## Task instructions
Locate the lines of the listing below that hold "caption", then copy each of them.

## Data for this task
BEGIN

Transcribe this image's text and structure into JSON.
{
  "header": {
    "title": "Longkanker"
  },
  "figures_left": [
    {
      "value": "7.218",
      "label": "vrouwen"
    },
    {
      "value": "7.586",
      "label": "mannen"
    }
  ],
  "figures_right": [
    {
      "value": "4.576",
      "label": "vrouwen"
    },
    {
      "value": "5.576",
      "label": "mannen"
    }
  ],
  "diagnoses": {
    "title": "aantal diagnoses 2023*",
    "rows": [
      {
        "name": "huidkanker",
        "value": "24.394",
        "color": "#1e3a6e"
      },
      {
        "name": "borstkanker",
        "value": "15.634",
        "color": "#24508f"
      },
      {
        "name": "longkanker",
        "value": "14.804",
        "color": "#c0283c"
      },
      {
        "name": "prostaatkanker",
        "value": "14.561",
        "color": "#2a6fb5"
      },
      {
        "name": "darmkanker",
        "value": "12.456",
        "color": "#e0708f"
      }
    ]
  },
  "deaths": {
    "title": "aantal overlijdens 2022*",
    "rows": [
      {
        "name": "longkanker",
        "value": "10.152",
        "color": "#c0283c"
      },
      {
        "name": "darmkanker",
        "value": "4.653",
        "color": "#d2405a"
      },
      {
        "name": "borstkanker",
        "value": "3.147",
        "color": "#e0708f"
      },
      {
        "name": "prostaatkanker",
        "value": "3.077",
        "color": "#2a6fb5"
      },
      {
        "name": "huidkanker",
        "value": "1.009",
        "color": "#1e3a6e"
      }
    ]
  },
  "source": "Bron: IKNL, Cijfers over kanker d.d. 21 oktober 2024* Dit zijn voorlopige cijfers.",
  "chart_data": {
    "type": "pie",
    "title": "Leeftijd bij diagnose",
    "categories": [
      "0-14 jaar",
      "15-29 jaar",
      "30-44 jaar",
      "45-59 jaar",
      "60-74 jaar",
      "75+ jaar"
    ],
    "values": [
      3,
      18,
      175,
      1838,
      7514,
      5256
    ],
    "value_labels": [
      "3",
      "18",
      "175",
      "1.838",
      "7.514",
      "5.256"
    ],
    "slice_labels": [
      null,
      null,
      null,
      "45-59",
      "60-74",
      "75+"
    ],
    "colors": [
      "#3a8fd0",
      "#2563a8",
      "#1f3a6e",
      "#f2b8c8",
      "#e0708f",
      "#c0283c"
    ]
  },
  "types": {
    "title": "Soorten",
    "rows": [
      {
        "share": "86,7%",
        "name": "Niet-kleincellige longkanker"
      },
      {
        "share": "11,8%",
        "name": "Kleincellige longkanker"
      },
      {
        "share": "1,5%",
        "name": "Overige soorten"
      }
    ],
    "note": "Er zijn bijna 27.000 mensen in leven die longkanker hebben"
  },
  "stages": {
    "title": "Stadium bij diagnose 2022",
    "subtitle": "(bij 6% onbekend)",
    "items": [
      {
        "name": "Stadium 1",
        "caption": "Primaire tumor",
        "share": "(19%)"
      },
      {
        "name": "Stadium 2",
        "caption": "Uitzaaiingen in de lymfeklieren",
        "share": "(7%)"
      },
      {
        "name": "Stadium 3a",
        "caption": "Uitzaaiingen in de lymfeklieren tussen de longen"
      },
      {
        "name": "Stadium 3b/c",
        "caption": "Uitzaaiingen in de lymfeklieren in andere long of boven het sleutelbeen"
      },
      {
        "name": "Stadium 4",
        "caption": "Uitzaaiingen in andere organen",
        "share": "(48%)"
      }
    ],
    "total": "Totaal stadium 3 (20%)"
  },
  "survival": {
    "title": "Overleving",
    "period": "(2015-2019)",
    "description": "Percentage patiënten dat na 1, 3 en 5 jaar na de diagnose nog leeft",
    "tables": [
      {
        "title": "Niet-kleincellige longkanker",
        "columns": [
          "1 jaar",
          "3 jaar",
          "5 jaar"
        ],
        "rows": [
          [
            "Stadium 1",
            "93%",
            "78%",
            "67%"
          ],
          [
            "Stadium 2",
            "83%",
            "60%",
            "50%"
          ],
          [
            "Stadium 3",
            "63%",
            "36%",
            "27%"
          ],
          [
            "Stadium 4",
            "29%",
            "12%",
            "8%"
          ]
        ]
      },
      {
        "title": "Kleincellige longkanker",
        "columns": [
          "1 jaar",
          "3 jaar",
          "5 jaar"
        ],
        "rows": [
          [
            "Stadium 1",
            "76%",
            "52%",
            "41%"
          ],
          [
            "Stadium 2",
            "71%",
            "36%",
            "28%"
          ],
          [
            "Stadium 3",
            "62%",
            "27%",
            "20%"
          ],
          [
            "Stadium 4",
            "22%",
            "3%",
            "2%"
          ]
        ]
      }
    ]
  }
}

END

## Output for this exercise
        "caption": "Primaire tumor",
        "caption": "Uitzaaiingen in de lymfeklieren",
        "caption": "Uitzaaiingen in de lymfeklieren tussen de longen"
        "caption": "Uitzaaiingen in de lymfeklieren in andere long of boven het sleutelbeen"
        "caption": "Uitzaaiingen in andere organen",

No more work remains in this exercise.